Stored records:
○ ○ ○ ○

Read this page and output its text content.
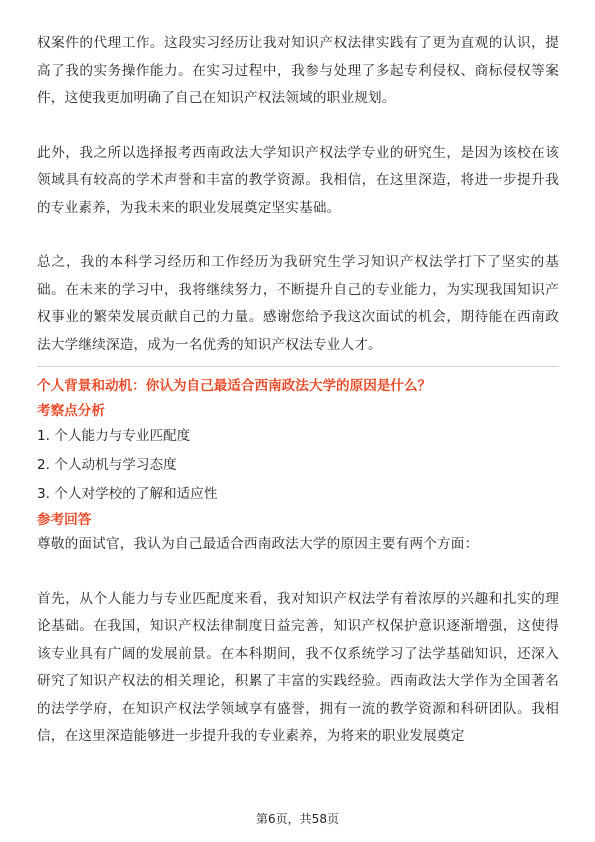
权案件的代理工作。这段实习经历让我对知识产权法律实践有了更为直观的认识，提高了我的实务操作能力。在实习过程中，我参与处理了多起专利侵权、商标侵权等案件，这使我更加明确了自己在知识产权法领域的职业规划。

此外，我之所以选择报考西南政法大学知识产权法学专业的研究生，是因为该校在该领域具有较高的学术声誉和丰富的教学资源。我相信，在这里深造，将进一步提升我的专业素养，为我未来的职业发展奠定坚实基础。

总之，我的本科学习经历和工作经历为我研究生学习知识产权法学打下了坚实的基础。在未来的学习中，我将继续努力，不断提升自己的专业能力，为实现我国知识产权事业的繁荣发展贡献自己的力量。感谢您给予我这次面试的机会，期待能在西南政法大学继续深造，成为一名优秀的知识产权法专业人才。

个人背景和动机：你认为自己最适合西南政法大学的原因是什么？

考察点分析

1. 个人能力与专业匹配度
2. 个人动机与学习态度
3. 个人对学校的了解和适应性

参考回答

尊敬的面试官，我认为自己最适合西南政法大学的原因主要有两个方面：

首先，从个人能力与专业匹配度来看，我对知识产权法学有着浓厚的兴趣和扎实的理论基础。在我国，知识产权法律制度日益完善，知识产权保护意识逐渐增强，这使得该专业具有广阔的发展前景。在本科期间，我不仅系统学习了法学基础知识，还深入研究了知识产权法的相关理论，积累了丰富的实践经验。西南政法大学作为全国著名的法学学府，在知识产权法学领域享有盛誉，拥有一流的教学资源和科研团队。我相信，在这里深造能够进一步提升我的专业素养，为将来的职业发展奠定

第6页，共58页
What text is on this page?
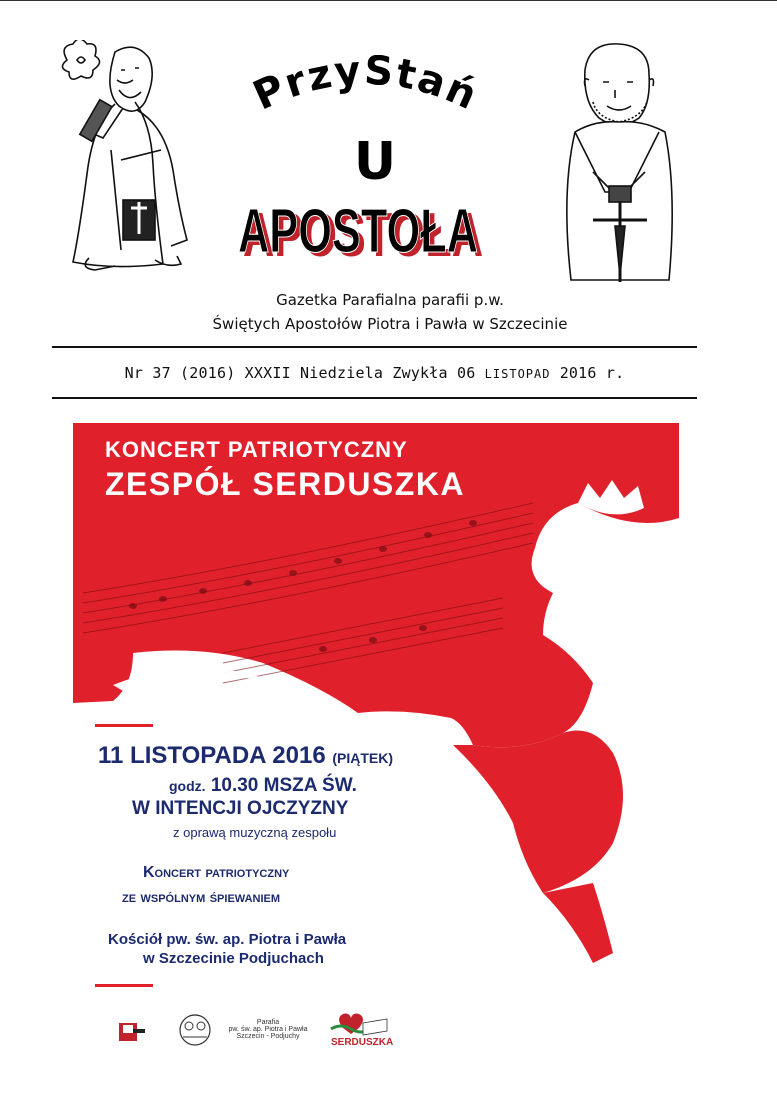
PrzyStań
U
APOSTOŁA
APOSTOŁA
Gazetka Parafialna parafii p.w.
Świętych Apostołów Piotra i Pawła w Szczecinie
Nr 37 (2016) XXXII Niedziela Zwykła 06 LISTOPAD 2016 r.
KONCERT PATRIOTYCZNY
ZESPÓŁ SERDUSZKA
11 LISTOPADA 2016 (PIĄTEK)
godz. 10.30 MSZA ŚW.
W INTENCJI OJCZYZNY
z oprawą muzyczną zespołu
Koncert patriotyczny
ze wspólnym śpiewaniem
Kościół pw. św. ap. Piotra i Pawła
w Szczecinie Podjuchach
Parafia
pw. św. ap. Piotra i Pawła
Szczecin - Podjuchy
SERDUSZKA
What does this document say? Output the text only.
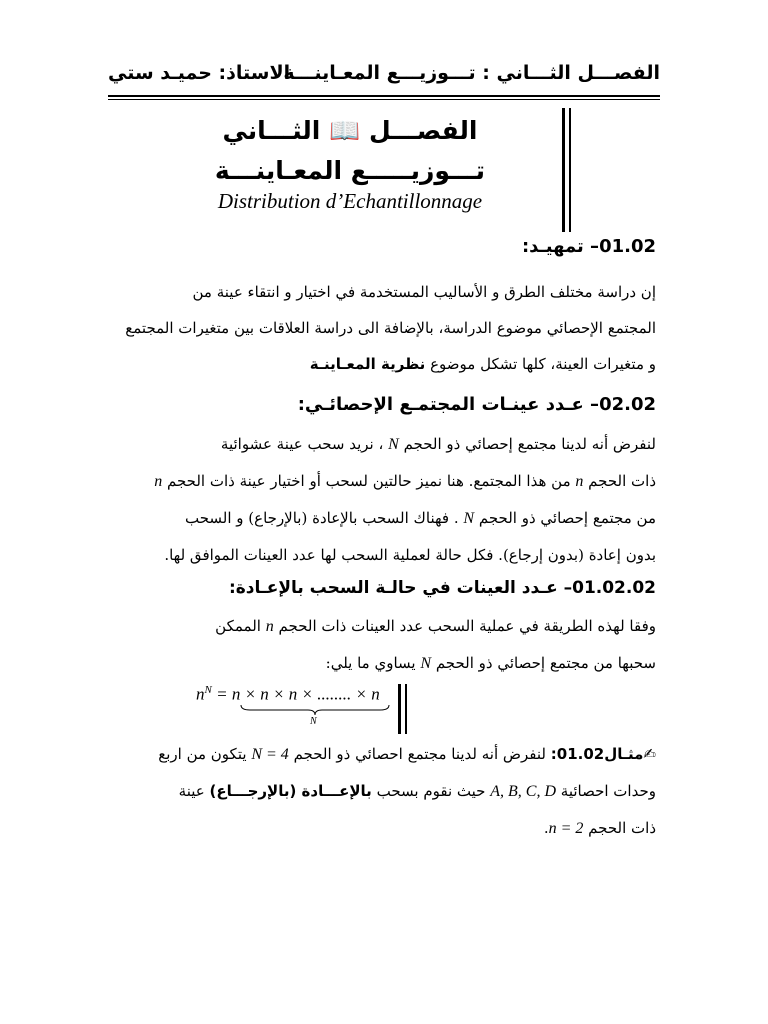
الفصـــل الثـــاني : تـــوزيـــع المعـاينـــة
الاستاذ: حميـد ستي
الفصـــل 📖 الثـــاني
تـــوزيـــــع المعـاينـــة
Distribution d’Echantillonnage
01.02– تمهيـد:
إن دراسة مختلف الطرق و الأساليب المستخدمة في اختيار و انتقاء عينة من
المجتمع الإحصائي موضوع الدراسة، بالإضافة الى دراسة العلاقات بين متغيرات المجتمع
و متغيرات العينة، كلها تشكل موضوع نظرية المعـاينـة
02.02– عـدد عينـات المجتمـع الإحصائـي:
لنفرض أنه لدينا مجتمع إحصائي ذو الحجم N ، نريد سحب عينة عشوائية
ذات الحجم n من هذا المجتمع. هنا نميز حالتين لسحب أو اختيار عينة ذات الحجم n
من مجتمع إحصائي ذو الحجم N . فهناك السحب بالإعادة (بالإرجاع) و السحب
بدون إعادة (بدون إرجاع). فكل حالة لعملية السحب لها عدد العينات الموافق لها.
01.02.02– عـدد العينات في حالـة السحب بالإعـادة:
وفقا لهذه الطريقة في عملية السحب عدد العينات ذات الحجم n الممكن
سحبها من مجتمع إحصائي ذو الحجم N يساوي ما يلي:
$n^N = n \times n \times n$ × ........ × n
N
✍مثـال01.02: لنفرض أنه لدينا مجتمع احصائي ذو الحجم N = 4 يتكون من اربع
وحدات احصائية A, B, C, D حيث نقوم بسحب بالإعـــادة (بالإرجـــاع) عينة
ذات الحجم n = 2.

○ ○ ○ ○

WRITTEN PROBLEM: Images should not appear in the copy; retype the listing above exactly.

FULL RESPONSE:
Read this page and output its text content.
权案件的代理工作。这段实习经历让我对知识产权法律实践有了更为直观的认识，提高了我的实务操作能力。在实习过程中，我参与处理了多起专利侵权、商标侵权等案件，这使我更加明确了自己在知识产权法领域的职业规划。

此外，我之所以选择报考西南政法大学知识产权法学专业的研究生，是因为该校在该领域具有较高的学术声誉和丰富的教学资源。我相信，在这里深造，将进一步提升我的专业素养，为我未来的职业发展奠定坚实基础。

总之，我的本科学习经历和工作经历为我研究生学习知识产权法学打下了坚实的基础。在未来的学习中，我将继续努力，不断提升自己的专业能力，为实现我国知识产权事业的繁荣发展贡献自己的力量。感谢您给予我这次面试的机会，期待能在西南政法大学继续深造，成为一名优秀的知识产权法专业人才。

个人背景和动机：你认为自己最适合西南政法大学的原因是什么？

考察点分析

1. 个人能力与专业匹配度
2. 个人动机与学习态度
3. 个人对学校的了解和适应性

参考回答

尊敬的面试官，我认为自己最适合西南政法大学的原因主要有两个方面：

首先，从个人能力与专业匹配度来看，我对知识产权法学有着浓厚的兴趣和扎实的理论基础。在我国，知识产权法律制度日益完善，知识产权保护意识逐渐增强，这使得该专业具有广阔的发展前景。在本科期间，我不仅系统学习了法学基础知识，还深入研究了知识产权法的相关理论，积累了丰富的实践经验。西南政法大学作为全国著名的法学学府，在知识产权法学领域享有盛誉，拥有一流的教学资源和科研团队。我相信，在这里深造能够进一步提升我的专业素养，为将来的职业发展奠定

第6页，共58页
What text is on this page?
PrzyStań
U
APOSTOŁA
APOSTOŁA
Gazetka Parafialna parafii p.w.
Świętych Apostołów Piotra i Pawła w Szczecinie
Nr 37 (2016) XXXII Niedziela Zwykła 06 LISTOPAD 2016 r.
KONCERT PATRIOTYCZNY
ZESPÓŁ SERDUSZKA
11 LISTOPADA 2016 (PIĄTEK)
godz. 10.30 MSZA ŚW.
W INTENCJI OJCZYZNY
z oprawą muzyczną zespołu
Koncert patriotyczny
ze wspólnym śpiewaniem
Kościół pw. św. ap. Piotra i Pawła
w Szczecinie Podjuchach
Parafia
pw. św. ap. Piotra i Pawła
Szczecin - Podjuchy
SERDUSZKA
What does this document say? Output the text only.
الفصـــل الثـــاني : تـــوزيـــع المعـاينـــة
الاستاذ: حميـد ستي
الفصـــل 📖 الثـــاني
تـــوزيـــــع المعـاينـــة
Distribution d’Echantillonnage
01.02– تمهيـد:
إن دراسة مختلف الطرق و الأساليب المستخدمة في اختيار و انتقاء عينة من
المجتمع الإحصائي موضوع الدراسة، بالإضافة الى دراسة العلاقات بين متغيرات المجتمع
و متغيرات العينة، كلها تشكل موضوع نظرية المعـاينـة
02.02– عـدد عينـات المجتمـع الإحصائـي:
لنفرض أنه لدينا مجتمع إحصائي ذو الحجم N ، نريد سحب عينة عشوائية
ذات الحجم n من هذا المجتمع. هنا نميز حالتين لسحب أو اختيار عينة ذات الحجم n
من مجتمع إحصائي ذو الحجم N . فهناك السحب بالإعادة (بالإرجاع) و السحب
بدون إعادة (بدون إرجاع). فكل حالة لعملية السحب لها عدد العينات الموافق لها.
01.02.02– عـدد العينات في حالـة السحب بالإعـادة:
وفقا لهذه الطريقة في عملية السحب عدد العينات ذات الحجم n الممكن
سحبها من مجتمع إحصائي ذو الحجم N يساوي ما يلي:
$n^N = n \times n \times n$ × ........ × n
N
✍مثـال01.02: لنفرض أنه لدينا مجتمع احصائي ذو الحجم N = 4 يتكون من اربع
وحدات احصائية A, B, C, D حيث نقوم بسحب بالإعـــادة (بالإرجـــاع) عينة
ذات الحجم n = 2.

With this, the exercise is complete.